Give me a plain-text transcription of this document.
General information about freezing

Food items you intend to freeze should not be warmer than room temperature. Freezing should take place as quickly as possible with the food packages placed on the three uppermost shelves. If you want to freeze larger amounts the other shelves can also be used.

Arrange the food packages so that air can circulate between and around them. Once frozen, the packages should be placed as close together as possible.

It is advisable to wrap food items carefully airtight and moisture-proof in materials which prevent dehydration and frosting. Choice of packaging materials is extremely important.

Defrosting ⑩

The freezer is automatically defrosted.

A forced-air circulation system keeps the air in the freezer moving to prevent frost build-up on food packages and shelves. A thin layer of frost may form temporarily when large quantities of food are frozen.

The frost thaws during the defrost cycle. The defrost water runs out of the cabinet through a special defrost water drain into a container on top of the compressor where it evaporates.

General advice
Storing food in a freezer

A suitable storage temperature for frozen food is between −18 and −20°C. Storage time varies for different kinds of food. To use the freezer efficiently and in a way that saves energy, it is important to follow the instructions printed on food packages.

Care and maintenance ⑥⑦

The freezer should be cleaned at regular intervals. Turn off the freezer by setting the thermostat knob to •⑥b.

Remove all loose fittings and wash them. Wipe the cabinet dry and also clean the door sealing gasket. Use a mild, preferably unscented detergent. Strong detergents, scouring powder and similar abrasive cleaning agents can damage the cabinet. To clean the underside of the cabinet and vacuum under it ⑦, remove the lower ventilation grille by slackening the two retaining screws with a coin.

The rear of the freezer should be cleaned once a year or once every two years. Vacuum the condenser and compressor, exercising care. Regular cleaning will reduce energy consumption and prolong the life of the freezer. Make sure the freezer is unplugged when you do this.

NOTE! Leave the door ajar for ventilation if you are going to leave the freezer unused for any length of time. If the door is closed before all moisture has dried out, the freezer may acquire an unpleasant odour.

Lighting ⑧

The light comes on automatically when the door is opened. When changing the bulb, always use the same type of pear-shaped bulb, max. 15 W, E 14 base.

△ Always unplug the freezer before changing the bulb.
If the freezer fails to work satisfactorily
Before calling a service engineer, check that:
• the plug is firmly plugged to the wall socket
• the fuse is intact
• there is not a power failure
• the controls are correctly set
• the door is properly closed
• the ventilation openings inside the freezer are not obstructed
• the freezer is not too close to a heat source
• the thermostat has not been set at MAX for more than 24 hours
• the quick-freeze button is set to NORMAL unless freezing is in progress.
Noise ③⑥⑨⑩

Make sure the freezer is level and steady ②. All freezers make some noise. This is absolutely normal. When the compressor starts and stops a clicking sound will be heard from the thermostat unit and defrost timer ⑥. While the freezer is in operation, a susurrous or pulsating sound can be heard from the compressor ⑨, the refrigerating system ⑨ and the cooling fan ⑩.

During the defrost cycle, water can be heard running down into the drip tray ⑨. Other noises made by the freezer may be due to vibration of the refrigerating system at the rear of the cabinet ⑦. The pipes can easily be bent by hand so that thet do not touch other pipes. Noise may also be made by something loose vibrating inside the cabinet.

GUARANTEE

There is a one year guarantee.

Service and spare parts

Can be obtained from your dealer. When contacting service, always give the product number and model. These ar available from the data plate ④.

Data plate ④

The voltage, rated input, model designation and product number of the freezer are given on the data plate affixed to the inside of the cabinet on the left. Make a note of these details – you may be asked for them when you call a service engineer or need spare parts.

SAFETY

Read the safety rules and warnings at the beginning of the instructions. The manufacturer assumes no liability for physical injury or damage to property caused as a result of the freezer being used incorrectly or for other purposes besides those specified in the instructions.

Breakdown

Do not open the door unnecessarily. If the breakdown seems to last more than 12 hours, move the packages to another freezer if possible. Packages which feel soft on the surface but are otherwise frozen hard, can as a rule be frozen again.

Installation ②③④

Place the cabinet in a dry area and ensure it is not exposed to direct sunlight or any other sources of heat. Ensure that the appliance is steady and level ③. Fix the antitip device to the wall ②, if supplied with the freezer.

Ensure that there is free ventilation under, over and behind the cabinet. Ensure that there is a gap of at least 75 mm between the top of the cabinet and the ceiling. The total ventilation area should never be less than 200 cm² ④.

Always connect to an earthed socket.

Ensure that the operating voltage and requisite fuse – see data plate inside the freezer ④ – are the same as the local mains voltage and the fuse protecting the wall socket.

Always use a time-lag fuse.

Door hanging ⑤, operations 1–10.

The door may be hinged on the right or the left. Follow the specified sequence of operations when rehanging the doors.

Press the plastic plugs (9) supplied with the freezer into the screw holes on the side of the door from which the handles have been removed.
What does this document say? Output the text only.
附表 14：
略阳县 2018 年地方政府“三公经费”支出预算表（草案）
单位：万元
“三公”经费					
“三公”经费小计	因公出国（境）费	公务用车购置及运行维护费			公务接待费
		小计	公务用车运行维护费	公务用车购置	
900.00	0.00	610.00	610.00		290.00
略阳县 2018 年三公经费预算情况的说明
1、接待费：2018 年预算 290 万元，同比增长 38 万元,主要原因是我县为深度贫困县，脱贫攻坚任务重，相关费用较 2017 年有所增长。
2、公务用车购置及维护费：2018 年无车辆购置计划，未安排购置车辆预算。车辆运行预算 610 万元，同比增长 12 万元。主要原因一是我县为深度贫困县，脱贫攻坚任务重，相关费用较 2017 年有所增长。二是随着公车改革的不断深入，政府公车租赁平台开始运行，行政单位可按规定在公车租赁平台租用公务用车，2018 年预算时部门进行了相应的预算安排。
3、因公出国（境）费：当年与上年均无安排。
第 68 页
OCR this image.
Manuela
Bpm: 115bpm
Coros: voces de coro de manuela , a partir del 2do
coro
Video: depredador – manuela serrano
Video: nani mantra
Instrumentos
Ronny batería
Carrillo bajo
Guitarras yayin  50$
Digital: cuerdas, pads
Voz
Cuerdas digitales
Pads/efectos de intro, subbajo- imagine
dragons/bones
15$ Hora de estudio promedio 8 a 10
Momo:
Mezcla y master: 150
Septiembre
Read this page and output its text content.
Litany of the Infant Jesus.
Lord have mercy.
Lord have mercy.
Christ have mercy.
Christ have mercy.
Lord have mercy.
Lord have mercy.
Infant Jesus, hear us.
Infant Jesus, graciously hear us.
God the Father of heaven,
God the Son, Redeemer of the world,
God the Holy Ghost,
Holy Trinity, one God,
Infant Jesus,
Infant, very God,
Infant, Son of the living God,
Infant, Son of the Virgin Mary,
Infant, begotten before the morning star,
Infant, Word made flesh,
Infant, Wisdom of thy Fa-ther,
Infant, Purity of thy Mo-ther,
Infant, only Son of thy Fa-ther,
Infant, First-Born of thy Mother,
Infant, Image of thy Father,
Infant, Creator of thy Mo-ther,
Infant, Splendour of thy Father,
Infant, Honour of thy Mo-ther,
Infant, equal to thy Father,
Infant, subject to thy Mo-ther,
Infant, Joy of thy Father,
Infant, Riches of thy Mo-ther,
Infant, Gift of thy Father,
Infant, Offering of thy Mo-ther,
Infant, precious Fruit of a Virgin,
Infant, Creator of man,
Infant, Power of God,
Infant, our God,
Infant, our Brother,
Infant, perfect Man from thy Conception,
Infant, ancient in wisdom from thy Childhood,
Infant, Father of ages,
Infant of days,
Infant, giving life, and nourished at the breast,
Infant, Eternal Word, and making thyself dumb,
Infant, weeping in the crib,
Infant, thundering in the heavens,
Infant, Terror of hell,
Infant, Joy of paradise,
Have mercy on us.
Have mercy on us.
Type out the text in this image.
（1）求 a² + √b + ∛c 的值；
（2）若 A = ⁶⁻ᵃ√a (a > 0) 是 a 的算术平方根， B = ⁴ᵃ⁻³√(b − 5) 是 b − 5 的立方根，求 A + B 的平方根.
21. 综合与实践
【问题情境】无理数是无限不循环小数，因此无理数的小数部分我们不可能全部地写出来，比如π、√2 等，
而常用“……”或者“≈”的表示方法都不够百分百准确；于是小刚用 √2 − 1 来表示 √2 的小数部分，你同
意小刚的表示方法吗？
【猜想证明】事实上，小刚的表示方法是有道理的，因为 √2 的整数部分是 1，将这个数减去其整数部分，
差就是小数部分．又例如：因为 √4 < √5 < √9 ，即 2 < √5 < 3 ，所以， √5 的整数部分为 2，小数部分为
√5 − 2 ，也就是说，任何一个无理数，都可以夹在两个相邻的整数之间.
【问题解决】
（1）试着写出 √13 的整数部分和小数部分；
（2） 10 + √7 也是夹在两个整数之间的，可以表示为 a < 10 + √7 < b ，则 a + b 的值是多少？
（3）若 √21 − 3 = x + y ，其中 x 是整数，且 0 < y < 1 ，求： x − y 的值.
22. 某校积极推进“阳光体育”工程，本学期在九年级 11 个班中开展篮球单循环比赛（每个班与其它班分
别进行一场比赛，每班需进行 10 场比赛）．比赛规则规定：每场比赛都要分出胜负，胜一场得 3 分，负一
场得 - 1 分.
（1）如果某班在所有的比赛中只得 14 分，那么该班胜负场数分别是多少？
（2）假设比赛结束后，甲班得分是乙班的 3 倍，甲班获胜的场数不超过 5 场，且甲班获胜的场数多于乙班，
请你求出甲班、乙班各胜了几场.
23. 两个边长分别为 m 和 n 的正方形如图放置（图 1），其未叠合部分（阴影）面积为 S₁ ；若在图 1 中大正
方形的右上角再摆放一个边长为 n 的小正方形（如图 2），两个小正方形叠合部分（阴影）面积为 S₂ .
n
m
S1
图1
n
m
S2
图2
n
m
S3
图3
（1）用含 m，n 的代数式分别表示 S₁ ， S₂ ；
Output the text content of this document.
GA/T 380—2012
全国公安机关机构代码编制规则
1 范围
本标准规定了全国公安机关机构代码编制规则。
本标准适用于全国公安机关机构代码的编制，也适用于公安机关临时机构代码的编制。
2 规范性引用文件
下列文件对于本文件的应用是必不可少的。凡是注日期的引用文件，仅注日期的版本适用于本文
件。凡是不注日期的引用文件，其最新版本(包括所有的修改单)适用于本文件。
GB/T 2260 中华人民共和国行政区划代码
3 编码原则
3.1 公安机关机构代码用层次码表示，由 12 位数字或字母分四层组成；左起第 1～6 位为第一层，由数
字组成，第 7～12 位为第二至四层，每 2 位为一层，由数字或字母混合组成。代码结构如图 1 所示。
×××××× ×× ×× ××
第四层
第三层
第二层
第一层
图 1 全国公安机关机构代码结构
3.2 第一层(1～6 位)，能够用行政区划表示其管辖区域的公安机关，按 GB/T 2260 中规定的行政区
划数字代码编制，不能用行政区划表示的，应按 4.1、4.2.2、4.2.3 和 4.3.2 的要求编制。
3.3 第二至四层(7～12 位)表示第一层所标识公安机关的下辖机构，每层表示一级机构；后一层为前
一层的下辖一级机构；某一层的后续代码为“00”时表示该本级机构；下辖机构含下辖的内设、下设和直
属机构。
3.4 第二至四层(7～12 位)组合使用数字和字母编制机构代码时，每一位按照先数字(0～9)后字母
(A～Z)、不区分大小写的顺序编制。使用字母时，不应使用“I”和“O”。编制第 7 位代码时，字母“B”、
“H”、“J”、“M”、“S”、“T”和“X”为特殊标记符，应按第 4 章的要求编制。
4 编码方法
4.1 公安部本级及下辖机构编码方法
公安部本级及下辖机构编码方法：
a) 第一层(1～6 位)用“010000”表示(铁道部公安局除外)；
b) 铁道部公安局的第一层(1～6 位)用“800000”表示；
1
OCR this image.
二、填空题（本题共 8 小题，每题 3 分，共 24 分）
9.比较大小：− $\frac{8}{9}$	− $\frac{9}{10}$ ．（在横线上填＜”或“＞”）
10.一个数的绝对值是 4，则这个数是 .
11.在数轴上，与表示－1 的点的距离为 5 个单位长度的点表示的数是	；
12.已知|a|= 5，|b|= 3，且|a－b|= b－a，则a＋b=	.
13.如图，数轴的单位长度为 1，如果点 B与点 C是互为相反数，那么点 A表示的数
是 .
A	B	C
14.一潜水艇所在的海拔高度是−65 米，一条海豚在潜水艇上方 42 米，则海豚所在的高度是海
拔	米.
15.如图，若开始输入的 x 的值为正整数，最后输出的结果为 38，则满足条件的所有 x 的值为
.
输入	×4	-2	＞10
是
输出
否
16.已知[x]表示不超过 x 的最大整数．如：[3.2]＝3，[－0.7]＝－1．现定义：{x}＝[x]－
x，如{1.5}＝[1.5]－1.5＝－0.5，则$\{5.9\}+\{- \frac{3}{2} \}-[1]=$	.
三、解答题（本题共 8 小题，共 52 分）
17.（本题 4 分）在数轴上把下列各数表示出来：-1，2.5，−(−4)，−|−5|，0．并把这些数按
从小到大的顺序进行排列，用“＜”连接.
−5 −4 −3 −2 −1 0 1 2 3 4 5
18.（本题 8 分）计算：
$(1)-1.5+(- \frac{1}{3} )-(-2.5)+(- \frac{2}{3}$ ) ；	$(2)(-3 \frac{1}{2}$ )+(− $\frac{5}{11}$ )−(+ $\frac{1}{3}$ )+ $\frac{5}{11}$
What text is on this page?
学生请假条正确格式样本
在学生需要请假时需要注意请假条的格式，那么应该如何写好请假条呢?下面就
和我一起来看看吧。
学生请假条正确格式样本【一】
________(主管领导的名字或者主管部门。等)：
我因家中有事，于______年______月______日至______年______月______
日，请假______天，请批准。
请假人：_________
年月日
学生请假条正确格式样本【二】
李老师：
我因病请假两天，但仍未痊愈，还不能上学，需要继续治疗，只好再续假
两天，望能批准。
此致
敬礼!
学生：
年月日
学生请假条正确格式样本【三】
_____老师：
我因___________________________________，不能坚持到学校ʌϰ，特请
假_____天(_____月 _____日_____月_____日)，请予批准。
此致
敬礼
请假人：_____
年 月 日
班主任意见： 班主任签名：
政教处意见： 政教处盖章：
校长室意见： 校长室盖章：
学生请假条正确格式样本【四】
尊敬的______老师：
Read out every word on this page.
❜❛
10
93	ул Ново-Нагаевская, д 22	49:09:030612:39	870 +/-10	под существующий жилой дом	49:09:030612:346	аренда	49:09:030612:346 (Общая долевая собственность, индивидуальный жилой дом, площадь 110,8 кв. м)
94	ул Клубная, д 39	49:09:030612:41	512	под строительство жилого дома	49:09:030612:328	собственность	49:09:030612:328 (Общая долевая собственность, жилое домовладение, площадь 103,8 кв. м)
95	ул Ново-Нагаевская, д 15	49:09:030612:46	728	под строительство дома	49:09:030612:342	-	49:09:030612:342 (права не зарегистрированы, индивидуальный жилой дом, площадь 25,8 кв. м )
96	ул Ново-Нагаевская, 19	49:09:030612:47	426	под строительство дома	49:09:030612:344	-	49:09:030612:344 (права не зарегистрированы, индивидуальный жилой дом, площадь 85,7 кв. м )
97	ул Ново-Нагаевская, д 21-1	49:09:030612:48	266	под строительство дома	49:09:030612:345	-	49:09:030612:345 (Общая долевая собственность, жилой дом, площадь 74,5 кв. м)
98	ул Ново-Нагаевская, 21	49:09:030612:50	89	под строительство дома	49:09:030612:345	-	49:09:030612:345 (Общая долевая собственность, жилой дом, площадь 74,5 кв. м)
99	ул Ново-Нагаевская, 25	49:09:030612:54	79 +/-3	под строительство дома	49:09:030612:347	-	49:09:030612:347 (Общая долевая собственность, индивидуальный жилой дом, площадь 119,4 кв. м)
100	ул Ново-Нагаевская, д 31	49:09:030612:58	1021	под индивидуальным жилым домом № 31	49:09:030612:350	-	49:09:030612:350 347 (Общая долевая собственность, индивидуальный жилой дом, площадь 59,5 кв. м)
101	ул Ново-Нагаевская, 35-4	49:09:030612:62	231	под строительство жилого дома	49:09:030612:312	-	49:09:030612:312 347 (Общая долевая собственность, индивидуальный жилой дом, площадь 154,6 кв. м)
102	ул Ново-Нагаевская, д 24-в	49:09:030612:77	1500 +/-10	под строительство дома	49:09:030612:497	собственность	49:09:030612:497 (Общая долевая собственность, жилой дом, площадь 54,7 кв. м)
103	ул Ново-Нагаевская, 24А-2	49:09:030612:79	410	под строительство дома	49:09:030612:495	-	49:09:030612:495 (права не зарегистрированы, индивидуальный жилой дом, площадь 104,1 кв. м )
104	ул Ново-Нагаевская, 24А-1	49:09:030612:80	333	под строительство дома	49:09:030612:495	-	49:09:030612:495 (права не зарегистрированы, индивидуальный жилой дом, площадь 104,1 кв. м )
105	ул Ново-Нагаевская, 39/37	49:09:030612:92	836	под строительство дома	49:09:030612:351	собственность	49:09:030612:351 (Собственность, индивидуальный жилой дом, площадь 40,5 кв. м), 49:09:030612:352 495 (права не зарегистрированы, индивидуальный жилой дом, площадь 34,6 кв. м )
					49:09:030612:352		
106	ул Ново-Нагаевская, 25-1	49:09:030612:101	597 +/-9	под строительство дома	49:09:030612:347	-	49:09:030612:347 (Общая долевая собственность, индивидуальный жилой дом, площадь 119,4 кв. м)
|---|
Scan the data for the word "fuse" and copy every line where it shows up.

• the fuse is intact
Ensure that the operating voltage and requisite fuse – see data plate inside the freezer ④ – are the same as the local mains voltage and the fuse protecting the wall socket.
Always use a time-lag fuse.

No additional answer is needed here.